EXERCISE – Make an exact copy of all the records.

▬▬▬

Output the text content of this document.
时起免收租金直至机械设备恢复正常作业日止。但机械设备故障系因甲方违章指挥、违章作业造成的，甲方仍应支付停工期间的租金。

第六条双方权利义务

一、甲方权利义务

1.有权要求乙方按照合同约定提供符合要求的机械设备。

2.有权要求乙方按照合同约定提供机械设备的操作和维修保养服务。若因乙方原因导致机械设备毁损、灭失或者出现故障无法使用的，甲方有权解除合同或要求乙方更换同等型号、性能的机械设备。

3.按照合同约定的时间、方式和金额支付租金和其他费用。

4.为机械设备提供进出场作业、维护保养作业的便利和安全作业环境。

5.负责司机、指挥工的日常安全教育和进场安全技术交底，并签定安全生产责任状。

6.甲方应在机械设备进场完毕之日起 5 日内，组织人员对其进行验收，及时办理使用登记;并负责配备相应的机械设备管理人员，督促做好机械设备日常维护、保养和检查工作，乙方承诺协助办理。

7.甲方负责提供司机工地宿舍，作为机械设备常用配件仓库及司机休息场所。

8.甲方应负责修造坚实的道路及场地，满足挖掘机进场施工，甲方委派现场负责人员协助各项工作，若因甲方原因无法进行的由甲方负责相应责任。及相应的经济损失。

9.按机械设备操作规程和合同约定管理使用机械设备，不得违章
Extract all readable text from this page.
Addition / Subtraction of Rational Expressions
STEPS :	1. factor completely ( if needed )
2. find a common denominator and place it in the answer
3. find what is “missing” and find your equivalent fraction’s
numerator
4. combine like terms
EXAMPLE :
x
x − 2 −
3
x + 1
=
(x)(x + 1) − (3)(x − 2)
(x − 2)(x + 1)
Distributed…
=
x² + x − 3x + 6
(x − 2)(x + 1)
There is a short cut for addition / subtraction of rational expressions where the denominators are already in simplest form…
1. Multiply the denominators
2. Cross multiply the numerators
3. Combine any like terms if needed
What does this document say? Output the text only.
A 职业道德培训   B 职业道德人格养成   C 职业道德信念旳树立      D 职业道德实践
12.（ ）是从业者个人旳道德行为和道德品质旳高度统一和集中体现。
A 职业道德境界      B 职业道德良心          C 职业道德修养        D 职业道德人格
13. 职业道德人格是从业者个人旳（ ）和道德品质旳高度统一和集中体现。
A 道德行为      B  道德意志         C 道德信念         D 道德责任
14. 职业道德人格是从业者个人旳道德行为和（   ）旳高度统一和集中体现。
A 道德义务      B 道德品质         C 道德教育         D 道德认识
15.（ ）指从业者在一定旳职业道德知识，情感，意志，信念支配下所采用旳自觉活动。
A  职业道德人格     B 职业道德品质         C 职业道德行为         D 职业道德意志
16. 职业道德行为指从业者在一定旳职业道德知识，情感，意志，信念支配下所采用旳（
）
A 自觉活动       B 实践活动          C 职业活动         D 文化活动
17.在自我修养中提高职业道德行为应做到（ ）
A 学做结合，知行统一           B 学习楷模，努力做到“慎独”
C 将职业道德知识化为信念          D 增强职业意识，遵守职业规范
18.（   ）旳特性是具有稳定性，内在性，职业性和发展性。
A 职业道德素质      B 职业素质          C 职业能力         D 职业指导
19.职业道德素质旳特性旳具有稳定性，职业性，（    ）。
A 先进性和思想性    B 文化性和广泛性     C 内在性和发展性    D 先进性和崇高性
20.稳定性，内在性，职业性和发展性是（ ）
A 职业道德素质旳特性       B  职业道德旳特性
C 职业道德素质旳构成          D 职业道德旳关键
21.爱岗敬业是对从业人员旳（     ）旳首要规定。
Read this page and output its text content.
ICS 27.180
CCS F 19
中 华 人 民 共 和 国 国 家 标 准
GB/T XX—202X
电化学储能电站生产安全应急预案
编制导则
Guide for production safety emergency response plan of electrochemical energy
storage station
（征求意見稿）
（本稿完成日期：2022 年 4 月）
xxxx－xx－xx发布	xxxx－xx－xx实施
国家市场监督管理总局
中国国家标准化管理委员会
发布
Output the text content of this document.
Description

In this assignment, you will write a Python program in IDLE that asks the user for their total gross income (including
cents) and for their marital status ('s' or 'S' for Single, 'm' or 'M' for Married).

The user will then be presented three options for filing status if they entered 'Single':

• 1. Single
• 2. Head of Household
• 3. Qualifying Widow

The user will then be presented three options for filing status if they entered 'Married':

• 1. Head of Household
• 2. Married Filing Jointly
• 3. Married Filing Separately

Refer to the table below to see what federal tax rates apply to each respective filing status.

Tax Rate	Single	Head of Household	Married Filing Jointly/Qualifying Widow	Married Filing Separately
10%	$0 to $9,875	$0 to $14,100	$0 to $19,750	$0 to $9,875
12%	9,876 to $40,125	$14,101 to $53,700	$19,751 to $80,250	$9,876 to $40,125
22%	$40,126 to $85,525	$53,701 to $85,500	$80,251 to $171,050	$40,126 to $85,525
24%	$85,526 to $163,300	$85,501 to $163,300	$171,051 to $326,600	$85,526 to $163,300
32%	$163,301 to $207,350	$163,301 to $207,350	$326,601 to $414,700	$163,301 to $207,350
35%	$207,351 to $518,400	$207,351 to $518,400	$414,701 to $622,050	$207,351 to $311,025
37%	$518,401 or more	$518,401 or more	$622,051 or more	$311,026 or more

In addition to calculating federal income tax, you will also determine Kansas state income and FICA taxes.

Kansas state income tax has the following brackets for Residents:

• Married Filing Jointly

▬▬▬

EXERCISE RESULT –
Output the text content of this document.
时起免收租金直至机械设备恢复正常作业日止。但机械设备故障系因甲方违章指挥、违章作业造成的，甲方仍应支付停工期间的租金。

第六条双方权利义务

一、甲方权利义务

1.有权要求乙方按照合同约定提供符合要求的机械设备。

2.有权要求乙方按照合同约定提供机械设备的操作和维修保养服务。若因乙方原因导致机械设备毁损、灭失或者出现故障无法使用的，甲方有权解除合同或要求乙方更换同等型号、性能的机械设备。

3.按照合同约定的时间、方式和金额支付租金和其他费用。

4.为机械设备提供进出场作业、维护保养作业的便利和安全作业环境。

5.负责司机、指挥工的日常安全教育和进场安全技术交底，并签定安全生产责任状。

6.甲方应在机械设备进场完毕之日起 5 日内，组织人员对其进行验收，及时办理使用登记;并负责配备相应的机械设备管理人员，督促做好机械设备日常维护、保养和检查工作，乙方承诺协助办理。

7.甲方负责提供司机工地宿舍，作为机械设备常用配件仓库及司机休息场所。

8.甲方应负责修造坚实的道路及场地，满足挖掘机进场施工，甲方委派现场负责人员协助各项工作，若因甲方原因无法进行的由甲方负责相应责任。及相应的经济损失。

9.按机械设备操作规程和合同约定管理使用机械设备，不得违章
Extract all readable text from this page.
Addition / Subtraction of Rational Expressions
STEPS :	1. factor completely ( if needed )
2. find a common denominator and place it in the answer
3. find what is “missing” and find your equivalent fraction’s
numerator
4. combine like terms
EXAMPLE :
x
x − 2 −
3
x + 1
=
(x)(x + 1) − (3)(x − 2)
(x − 2)(x + 1)
Distributed…
=
x² + x − 3x + 6
(x − 2)(x + 1)
There is a short cut for addition / subtraction of rational expressions where the denominators are already in simplest form…
1. Multiply the denominators
2. Cross multiply the numerators
3. Combine any like terms if needed
What does this document say? Output the text only.
A 职业道德培训   B 职业道德人格养成   C 职业道德信念旳树立      D 职业道德实践
12.（ ）是从业者个人旳道德行为和道德品质旳高度统一和集中体现。
A 职业道德境界      B 职业道德良心          C 职业道德修养        D 职业道德人格
13. 职业道德人格是从业者个人旳（ ）和道德品质旳高度统一和集中体现。
A 道德行为      B  道德意志         C 道德信念         D 道德责任
14. 职业道德人格是从业者个人旳道德行为和（   ）旳高度统一和集中体现。
A 道德义务      B 道德品质         C 道德教育         D 道德认识
15.（ ）指从业者在一定旳职业道德知识，情感，意志，信念支配下所采用旳自觉活动。
A  职业道德人格     B 职业道德品质         C 职业道德行为         D 职业道德意志
16. 职业道德行为指从业者在一定旳职业道德知识，情感，意志，信念支配下所采用旳（
）
A 自觉活动       B 实践活动          C 职业活动         D 文化活动
17.在自我修养中提高职业道德行为应做到（ ）
A 学做结合，知行统一           B 学习楷模，努力做到“慎独”
C 将职业道德知识化为信念          D 增强职业意识，遵守职业规范
18.（   ）旳特性是具有稳定性，内在性，职业性和发展性。
A 职业道德素质      B 职业素质          C 职业能力         D 职业指导
19.职业道德素质旳特性旳具有稳定性，职业性，（    ）。
A 先进性和思想性    B 文化性和广泛性     C 内在性和发展性    D 先进性和崇高性
20.稳定性，内在性，职业性和发展性是（ ）
A 职业道德素质旳特性       B  职业道德旳特性
C 职业道德素质旳构成          D 职业道德旳关键
21.爱岗敬业是对从业人员旳（     ）旳首要规定。
Read this page and output its text content.
ICS 27.180
CCS F 19
中 华 人 民 共 和 国 国 家 标 准
GB/T XX—202X
电化学储能电站生产安全应急预案
编制导则
Guide for production safety emergency response plan of electrochemical energy
storage station
（征求意見稿）
（本稿完成日期：2022 年 4 月）
xxxx－xx－xx发布	xxxx－xx－xx实施
国家市场监督管理总局
中国国家标准化管理委员会
发布
Output the text content of this document.
Description

In this assignment, you will write a Python program in IDLE that asks the user for their total gross income (including
cents) and for their marital status ('s' or 'S' for Single, 'm' or 'M' for Married).

The user will then be presented three options for filing status if they entered 'Single':

• 1. Single
• 2. Head of Household
• 3. Qualifying Widow

The user will then be presented three options for filing status if they entered 'Married':

• 1. Head of Household
• 2. Married Filing Jointly
• 3. Married Filing Separately

Refer to the table below to see what federal tax rates apply to each respective filing status.

Tax Rate	Single	Head of Household	Married Filing Jointly/Qualifying Widow	Married Filing Separately
10%	$0 to $9,875	$0 to $14,100	$0 to $19,750	$0 to $9,875
12%	9,876 to $40,125	$14,101 to $53,700	$19,751 to $80,250	$9,876 to $40,125
22%	$40,126 to $85,525	$53,701 to $85,500	$80,251 to $171,050	$40,126 to $85,525
24%	$85,526 to $163,300	$85,501 to $163,300	$171,051 to $326,600	$85,526 to $163,300
32%	$163,301 to $207,350	$163,301 to $207,350	$326,601 to $414,700	$163,301 to $207,350
35%	$207,351 to $518,400	$207,351 to $518,400	$414,701 to $622,050	$207,351 to $311,025
37%	$518,401 or more	$518,401 or more	$622,051 or more	$311,026 or more

In addition to calculating federal income tax, you will also determine Kansas state income and FICA taxes.

Kansas state income tax has the following brackets for Residents:

• Married Filing Jointly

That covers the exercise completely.